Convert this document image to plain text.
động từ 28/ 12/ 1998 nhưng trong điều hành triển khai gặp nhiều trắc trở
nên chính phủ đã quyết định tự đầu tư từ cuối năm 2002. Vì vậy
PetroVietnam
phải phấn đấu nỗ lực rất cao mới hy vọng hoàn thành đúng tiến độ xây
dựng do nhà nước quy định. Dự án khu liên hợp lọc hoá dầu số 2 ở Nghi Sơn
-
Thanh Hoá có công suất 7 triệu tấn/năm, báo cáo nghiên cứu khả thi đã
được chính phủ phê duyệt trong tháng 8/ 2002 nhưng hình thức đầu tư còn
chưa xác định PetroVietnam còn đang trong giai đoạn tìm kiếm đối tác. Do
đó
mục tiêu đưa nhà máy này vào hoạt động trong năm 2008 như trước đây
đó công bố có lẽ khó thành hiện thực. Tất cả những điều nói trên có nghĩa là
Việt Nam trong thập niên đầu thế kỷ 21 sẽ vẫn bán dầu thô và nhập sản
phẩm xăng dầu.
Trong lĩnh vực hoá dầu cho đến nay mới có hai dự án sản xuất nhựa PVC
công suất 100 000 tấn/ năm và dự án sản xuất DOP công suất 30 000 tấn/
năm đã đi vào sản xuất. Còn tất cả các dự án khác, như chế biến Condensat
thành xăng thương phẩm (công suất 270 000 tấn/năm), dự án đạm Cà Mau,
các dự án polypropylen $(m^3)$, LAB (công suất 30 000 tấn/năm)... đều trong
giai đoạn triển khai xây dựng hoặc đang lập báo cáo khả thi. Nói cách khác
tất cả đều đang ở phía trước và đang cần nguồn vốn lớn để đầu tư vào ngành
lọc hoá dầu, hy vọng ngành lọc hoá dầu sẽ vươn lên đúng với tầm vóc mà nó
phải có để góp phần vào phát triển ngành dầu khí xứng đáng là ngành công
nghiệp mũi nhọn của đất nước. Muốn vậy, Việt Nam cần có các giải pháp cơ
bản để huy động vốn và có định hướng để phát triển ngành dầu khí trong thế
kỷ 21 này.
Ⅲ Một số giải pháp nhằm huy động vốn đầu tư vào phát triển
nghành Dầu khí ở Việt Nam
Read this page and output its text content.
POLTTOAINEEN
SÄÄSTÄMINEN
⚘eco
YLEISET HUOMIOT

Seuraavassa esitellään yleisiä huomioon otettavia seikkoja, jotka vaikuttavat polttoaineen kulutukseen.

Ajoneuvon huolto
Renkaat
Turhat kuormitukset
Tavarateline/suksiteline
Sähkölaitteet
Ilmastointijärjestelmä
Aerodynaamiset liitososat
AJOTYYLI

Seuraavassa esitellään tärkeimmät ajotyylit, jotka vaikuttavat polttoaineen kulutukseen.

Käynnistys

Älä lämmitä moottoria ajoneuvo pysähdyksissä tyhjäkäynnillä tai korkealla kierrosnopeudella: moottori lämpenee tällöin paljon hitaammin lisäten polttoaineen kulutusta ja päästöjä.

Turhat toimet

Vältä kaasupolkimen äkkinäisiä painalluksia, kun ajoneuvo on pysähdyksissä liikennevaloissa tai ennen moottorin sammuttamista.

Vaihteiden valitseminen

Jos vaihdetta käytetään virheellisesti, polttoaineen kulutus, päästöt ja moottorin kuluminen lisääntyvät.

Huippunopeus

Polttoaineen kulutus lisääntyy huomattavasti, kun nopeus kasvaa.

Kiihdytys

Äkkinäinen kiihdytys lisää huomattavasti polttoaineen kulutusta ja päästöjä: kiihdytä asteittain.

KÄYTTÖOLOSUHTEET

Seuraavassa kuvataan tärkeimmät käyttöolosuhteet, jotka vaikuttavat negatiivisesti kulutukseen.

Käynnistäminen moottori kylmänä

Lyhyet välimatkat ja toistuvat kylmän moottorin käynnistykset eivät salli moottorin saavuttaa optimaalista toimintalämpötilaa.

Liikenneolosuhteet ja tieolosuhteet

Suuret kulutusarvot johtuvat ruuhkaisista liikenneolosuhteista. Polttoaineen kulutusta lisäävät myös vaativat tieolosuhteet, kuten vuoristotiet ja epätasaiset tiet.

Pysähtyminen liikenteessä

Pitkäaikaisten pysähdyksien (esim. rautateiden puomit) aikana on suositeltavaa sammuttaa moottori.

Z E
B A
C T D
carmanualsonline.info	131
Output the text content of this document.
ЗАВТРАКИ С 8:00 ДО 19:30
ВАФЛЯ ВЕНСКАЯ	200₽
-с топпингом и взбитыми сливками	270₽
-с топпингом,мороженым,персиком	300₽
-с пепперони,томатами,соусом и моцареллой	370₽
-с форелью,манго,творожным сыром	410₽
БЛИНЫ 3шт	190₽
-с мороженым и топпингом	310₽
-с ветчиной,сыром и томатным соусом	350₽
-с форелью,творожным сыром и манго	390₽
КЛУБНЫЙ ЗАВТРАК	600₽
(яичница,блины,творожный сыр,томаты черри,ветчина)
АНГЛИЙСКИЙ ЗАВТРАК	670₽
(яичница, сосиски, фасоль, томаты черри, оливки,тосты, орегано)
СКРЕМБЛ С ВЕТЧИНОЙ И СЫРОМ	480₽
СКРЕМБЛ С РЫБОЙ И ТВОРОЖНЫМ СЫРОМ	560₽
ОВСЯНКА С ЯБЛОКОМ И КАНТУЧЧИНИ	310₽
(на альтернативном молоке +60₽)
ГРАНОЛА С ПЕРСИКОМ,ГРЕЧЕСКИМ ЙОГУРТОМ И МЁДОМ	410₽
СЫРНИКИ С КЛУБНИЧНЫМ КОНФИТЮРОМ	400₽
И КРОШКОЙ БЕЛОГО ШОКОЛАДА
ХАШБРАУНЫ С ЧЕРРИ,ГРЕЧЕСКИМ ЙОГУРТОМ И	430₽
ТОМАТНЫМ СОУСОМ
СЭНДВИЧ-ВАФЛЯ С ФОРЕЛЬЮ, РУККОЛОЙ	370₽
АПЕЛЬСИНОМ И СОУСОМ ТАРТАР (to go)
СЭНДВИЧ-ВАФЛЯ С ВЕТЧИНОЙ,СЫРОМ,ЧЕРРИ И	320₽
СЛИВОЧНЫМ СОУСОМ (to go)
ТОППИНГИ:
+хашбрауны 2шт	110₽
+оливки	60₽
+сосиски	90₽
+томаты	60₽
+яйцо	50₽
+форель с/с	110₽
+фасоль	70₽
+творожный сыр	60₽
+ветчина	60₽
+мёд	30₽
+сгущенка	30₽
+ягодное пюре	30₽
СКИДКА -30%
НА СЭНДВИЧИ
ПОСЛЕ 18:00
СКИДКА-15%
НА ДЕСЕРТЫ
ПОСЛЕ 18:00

_____

> Set problem
Output the full listing without altering anything.

> Output of the exercise
Convert this document image to plain text.
động từ 28/ 12/ 1998 nhưng trong điều hành triển khai gặp nhiều trắc trở
nên chính phủ đã quyết định tự đầu tư từ cuối năm 2002. Vì vậy
PetroVietnam
phải phấn đấu nỗ lực rất cao mới hy vọng hoàn thành đúng tiến độ xây
dựng do nhà nước quy định. Dự án khu liên hợp lọc hoá dầu số 2 ở Nghi Sơn
-
Thanh Hoá có công suất 7 triệu tấn/năm, báo cáo nghiên cứu khả thi đã
được chính phủ phê duyệt trong tháng 8/ 2002 nhưng hình thức đầu tư còn
chưa xác định PetroVietnam còn đang trong giai đoạn tìm kiếm đối tác. Do
đó
mục tiêu đưa nhà máy này vào hoạt động trong năm 2008 như trước đây
đó công bố có lẽ khó thành hiện thực. Tất cả những điều nói trên có nghĩa là
Việt Nam trong thập niên đầu thế kỷ 21 sẽ vẫn bán dầu thô và nhập sản
phẩm xăng dầu.
Trong lĩnh vực hoá dầu cho đến nay mới có hai dự án sản xuất nhựa PVC
công suất 100 000 tấn/ năm và dự án sản xuất DOP công suất 30 000 tấn/
năm đã đi vào sản xuất. Còn tất cả các dự án khác, như chế biến Condensat
thành xăng thương phẩm (công suất 270 000 tấn/năm), dự án đạm Cà Mau,
các dự án polypropylen $(m^3)$, LAB (công suất 30 000 tấn/năm)... đều trong
giai đoạn triển khai xây dựng hoặc đang lập báo cáo khả thi. Nói cách khác
tất cả đều đang ở phía trước và đang cần nguồn vốn lớn để đầu tư vào ngành
lọc hoá dầu, hy vọng ngành lọc hoá dầu sẽ vươn lên đúng với tầm vóc mà nó
phải có để góp phần vào phát triển ngành dầu khí xứng đáng là ngành công
nghiệp mũi nhọn của đất nước. Muốn vậy, Việt Nam cần có các giải pháp cơ
bản để huy động vốn và có định hướng để phát triển ngành dầu khí trong thế
kỷ 21 này.
Ⅲ Một số giải pháp nhằm huy động vốn đầu tư vào phát triển
nghành Dầu khí ở Việt Nam
Read this page and output its text content.
POLTTOAINEEN
SÄÄSTÄMINEN
⚘eco
YLEISET HUOMIOT

Seuraavassa esitellään yleisiä huomioon otettavia seikkoja, jotka vaikuttavat polttoaineen kulutukseen.

Ajoneuvon huolto
Renkaat
Turhat kuormitukset
Tavarateline/suksiteline
Sähkölaitteet
Ilmastointijärjestelmä
Aerodynaamiset liitososat
AJOTYYLI

Seuraavassa esitellään tärkeimmät ajotyylit, jotka vaikuttavat polttoaineen kulutukseen.

Käynnistys

Älä lämmitä moottoria ajoneuvo pysähdyksissä tyhjäkäynnillä tai korkealla kierrosnopeudella: moottori lämpenee tällöin paljon hitaammin lisäten polttoaineen kulutusta ja päästöjä.

Turhat toimet

Vältä kaasupolkimen äkkinäisiä painalluksia, kun ajoneuvo on pysähdyksissä liikennevaloissa tai ennen moottorin sammuttamista.

Vaihteiden valitseminen

Jos vaihdetta käytetään virheellisesti, polttoaineen kulutus, päästöt ja moottorin kuluminen lisääntyvät.

Huippunopeus

Polttoaineen kulutus lisääntyy huomattavasti, kun nopeus kasvaa.

Kiihdytys

Äkkinäinen kiihdytys lisää huomattavasti polttoaineen kulutusta ja päästöjä: kiihdytä asteittain.

KÄYTTÖOLOSUHTEET

Seuraavassa kuvataan tärkeimmät käyttöolosuhteet, jotka vaikuttavat negatiivisesti kulutukseen.

Käynnistäminen moottori kylmänä

Lyhyet välimatkat ja toistuvat kylmän moottorin käynnistykset eivät salli moottorin saavuttaa optimaalista toimintalämpötilaa.

Liikenneolosuhteet ja tieolosuhteet

Suuret kulutusarvot johtuvat ruuhkaisista liikenneolosuhteista. Polttoaineen kulutusta lisäävät myös vaativat tieolosuhteet, kuten vuoristotiet ja epätasaiset tiet.

Pysähtyminen liikenteessä

Pitkäaikaisten pysähdyksien (esim. rautateiden puomit) aikana on suositeltavaa sammuttaa moottori.

Z E
B A
C T D
carmanualsonline.info	131
Output the text content of this document.
ЗАВТРАКИ С 8:00 ДО 19:30
ВАФЛЯ ВЕНСКАЯ	200₽
-с топпингом и взбитыми сливками	270₽
-с топпингом,мороженым,персиком	300₽
-с пепперони,томатами,соусом и моцареллой	370₽
-с форелью,манго,творожным сыром	410₽
БЛИНЫ 3шт	190₽
-с мороженым и топпингом	310₽
-с ветчиной,сыром и томатным соусом	350₽
-с форелью,творожным сыром и манго	390₽
КЛУБНЫЙ ЗАВТРАК	600₽
(яичница,блины,творожный сыр,томаты черри,ветчина)
АНГЛИЙСКИЙ ЗАВТРАК	670₽
(яичница, сосиски, фасоль, томаты черри, оливки,тосты, орегано)
СКРЕМБЛ С ВЕТЧИНОЙ И СЫРОМ	480₽
СКРЕМБЛ С РЫБОЙ И ТВОРОЖНЫМ СЫРОМ	560₽
ОВСЯНКА С ЯБЛОКОМ И КАНТУЧЧИНИ	310₽
(на альтернативном молоке +60₽)
ГРАНОЛА С ПЕРСИКОМ,ГРЕЧЕСКИМ ЙОГУРТОМ И МЁДОМ	410₽
СЫРНИКИ С КЛУБНИЧНЫМ КОНФИТЮРОМ	400₽
И КРОШКОЙ БЕЛОГО ШОКОЛАДА
ХАШБРАУНЫ С ЧЕРРИ,ГРЕЧЕСКИМ ЙОГУРТОМ И	430₽
ТОМАТНЫМ СОУСОМ
СЭНДВИЧ-ВАФЛЯ С ФОРЕЛЬЮ, РУККОЛОЙ	370₽
АПЕЛЬСИНОМ И СОУСОМ ТАРТАР (to go)
СЭНДВИЧ-ВАФЛЯ С ВЕТЧИНОЙ,СЫРОМ,ЧЕРРИ И	320₽
СЛИВОЧНЫМ СОУСОМ (to go)
ТОППИНГИ:
+хашбрауны 2шт	110₽
+оливки	60₽
+сосиски	90₽
+томаты	60₽
+яйцо	50₽
+форель с/с	110₽
+фасоль	70₽
+творожный сыр	60₽
+ветчина	60₽
+мёд	30₽
+сгущенка	30₽
+ягодное пюре	30₽
СКИДКА -30%
НА СЭНДВИЧИ
ПОСЛЕ 18:00
СКИДКА-15%
НА ДЕСЕРТЫ
ПОСЛЕ 18:00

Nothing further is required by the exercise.